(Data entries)

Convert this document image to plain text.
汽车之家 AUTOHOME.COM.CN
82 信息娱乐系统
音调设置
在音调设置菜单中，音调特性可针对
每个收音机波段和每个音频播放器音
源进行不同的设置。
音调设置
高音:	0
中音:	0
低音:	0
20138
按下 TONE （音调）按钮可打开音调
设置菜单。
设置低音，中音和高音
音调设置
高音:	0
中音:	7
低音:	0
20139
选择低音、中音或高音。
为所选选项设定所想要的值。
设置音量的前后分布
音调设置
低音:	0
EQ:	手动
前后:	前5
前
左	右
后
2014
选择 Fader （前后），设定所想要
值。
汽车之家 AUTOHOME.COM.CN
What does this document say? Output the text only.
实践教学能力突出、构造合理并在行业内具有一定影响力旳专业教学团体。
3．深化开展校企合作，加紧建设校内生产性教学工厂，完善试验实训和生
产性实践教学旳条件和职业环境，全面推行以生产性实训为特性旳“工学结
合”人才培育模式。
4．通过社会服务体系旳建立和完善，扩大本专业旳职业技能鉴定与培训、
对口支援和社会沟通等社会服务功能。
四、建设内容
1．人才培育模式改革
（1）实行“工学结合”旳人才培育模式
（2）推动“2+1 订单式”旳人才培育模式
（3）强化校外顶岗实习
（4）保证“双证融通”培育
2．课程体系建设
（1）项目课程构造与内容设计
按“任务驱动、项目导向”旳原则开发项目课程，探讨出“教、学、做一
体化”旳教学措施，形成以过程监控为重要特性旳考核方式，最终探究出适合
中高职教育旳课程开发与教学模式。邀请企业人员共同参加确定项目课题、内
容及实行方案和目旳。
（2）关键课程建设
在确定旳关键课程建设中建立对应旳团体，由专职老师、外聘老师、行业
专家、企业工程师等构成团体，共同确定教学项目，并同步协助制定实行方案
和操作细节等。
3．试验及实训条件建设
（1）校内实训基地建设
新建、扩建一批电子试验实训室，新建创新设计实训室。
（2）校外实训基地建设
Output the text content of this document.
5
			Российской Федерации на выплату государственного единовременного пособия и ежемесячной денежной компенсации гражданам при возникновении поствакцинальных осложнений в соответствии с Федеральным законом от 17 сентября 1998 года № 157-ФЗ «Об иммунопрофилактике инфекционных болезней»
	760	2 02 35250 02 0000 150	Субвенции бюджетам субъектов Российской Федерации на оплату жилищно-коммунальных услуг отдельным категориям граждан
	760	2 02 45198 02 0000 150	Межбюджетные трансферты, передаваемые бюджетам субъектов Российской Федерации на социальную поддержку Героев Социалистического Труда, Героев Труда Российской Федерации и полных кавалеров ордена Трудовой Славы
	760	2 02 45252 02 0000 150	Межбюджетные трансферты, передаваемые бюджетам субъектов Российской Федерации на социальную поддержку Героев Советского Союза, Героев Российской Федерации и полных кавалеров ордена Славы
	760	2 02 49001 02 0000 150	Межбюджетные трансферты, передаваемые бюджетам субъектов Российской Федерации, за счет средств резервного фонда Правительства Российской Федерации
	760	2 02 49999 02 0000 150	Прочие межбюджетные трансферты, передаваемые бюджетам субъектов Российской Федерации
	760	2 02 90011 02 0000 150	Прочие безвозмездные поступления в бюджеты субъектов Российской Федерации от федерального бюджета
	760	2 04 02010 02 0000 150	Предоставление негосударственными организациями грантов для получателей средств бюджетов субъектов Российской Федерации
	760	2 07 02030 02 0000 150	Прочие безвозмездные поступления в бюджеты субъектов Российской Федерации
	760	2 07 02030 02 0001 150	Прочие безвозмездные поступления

■ Your goal ■
Reproduce every line above without error.

■ Result ■
Convert this document image to plain text.
汽车之家 AUTOHOME.COM.CN
82 信息娱乐系统
音调设置
在音调设置菜单中，音调特性可针对
每个收音机波段和每个音频播放器音
源进行不同的设置。
音调设置
高音:	0
中音:	0
低音:	0
20138
按下 TONE （音调）按钮可打开音调
设置菜单。
设置低音，中音和高音
音调设置
高音:	0
中音:	7
低音:	0
20139
选择低音、中音或高音。
为所选选项设定所想要的值。
设置音量的前后分布
音调设置
低音:	0
EQ:	手动
前后:	前5
前
左	右
后
2014
选择 Fader （前后），设定所想要
值。
汽车之家 AUTOHOME.COM.CN
What does this document say? Output the text only.
实践教学能力突出、构造合理并在行业内具有一定影响力旳专业教学团体。
3．深化开展校企合作，加紧建设校内生产性教学工厂，完善试验实训和生
产性实践教学旳条件和职业环境，全面推行以生产性实训为特性旳“工学结
合”人才培育模式。
4．通过社会服务体系旳建立和完善，扩大本专业旳职业技能鉴定与培训、
对口支援和社会沟通等社会服务功能。
四、建设内容
1．人才培育模式改革
（1）实行“工学结合”旳人才培育模式
（2）推动“2+1 订单式”旳人才培育模式
（3）强化校外顶岗实习
（4）保证“双证融通”培育
2．课程体系建设
（1）项目课程构造与内容设计
按“任务驱动、项目导向”旳原则开发项目课程，探讨出“教、学、做一
体化”旳教学措施，形成以过程监控为重要特性旳考核方式，最终探究出适合
中高职教育旳课程开发与教学模式。邀请企业人员共同参加确定项目课题、内
容及实行方案和目旳。
（2）关键课程建设
在确定旳关键课程建设中建立对应旳团体，由专职老师、外聘老师、行业
专家、企业工程师等构成团体，共同确定教学项目，并同步协助制定实行方案
和操作细节等。
3．试验及实训条件建设
（1）校内实训基地建设
新建、扩建一批电子试验实训室，新建创新设计实训室。
（2）校外实训基地建设
Output the text content of this document.
5
			Российской Федерации на выплату государственного единовременного пособия и ежемесячной денежной компенсации гражданам при возникновении поствакцинальных осложнений в соответствии с Федеральным законом от 17 сентября 1998 года № 157-ФЗ «Об иммунопрофилактике инфекционных болезней»
	760	2 02 35250 02 0000 150	Субвенции бюджетам субъектов Российской Федерации на оплату жилищно-коммунальных услуг отдельным категориям граждан
	760	2 02 45198 02 0000 150	Межбюджетные трансферты, передаваемые бюджетам субъектов Российской Федерации на социальную поддержку Героев Социалистического Труда, Героев Труда Российской Федерации и полных кавалеров ордена Трудовой Славы
	760	2 02 45252 02 0000 150	Межбюджетные трансферты, передаваемые бюджетам субъектов Российской Федерации на социальную поддержку Героев Советского Союза, Героев Российской Федерации и полных кавалеров ордена Славы
	760	2 02 49001 02 0000 150	Межбюджетные трансферты, передаваемые бюджетам субъектов Российской Федерации, за счет средств резервного фонда Правительства Российской Федерации
	760	2 02 49999 02 0000 150	Прочие межбюджетные трансферты, передаваемые бюджетам субъектов Российской Федерации
	760	2 02 90011 02 0000 150	Прочие безвозмездные поступления в бюджеты субъектов Российской Федерации от федерального бюджета
	760	2 04 02010 02 0000 150	Предоставление негосударственными организациями грантов для получателей средств бюджетов субъектов Российской Федерации
	760	2 07 02030 02 0000 150	Прочие безвозмездные поступления в бюджеты субъектов Российской Федерации
	760	2 07 02030 02 0001 150	Прочие безвозмездные поступления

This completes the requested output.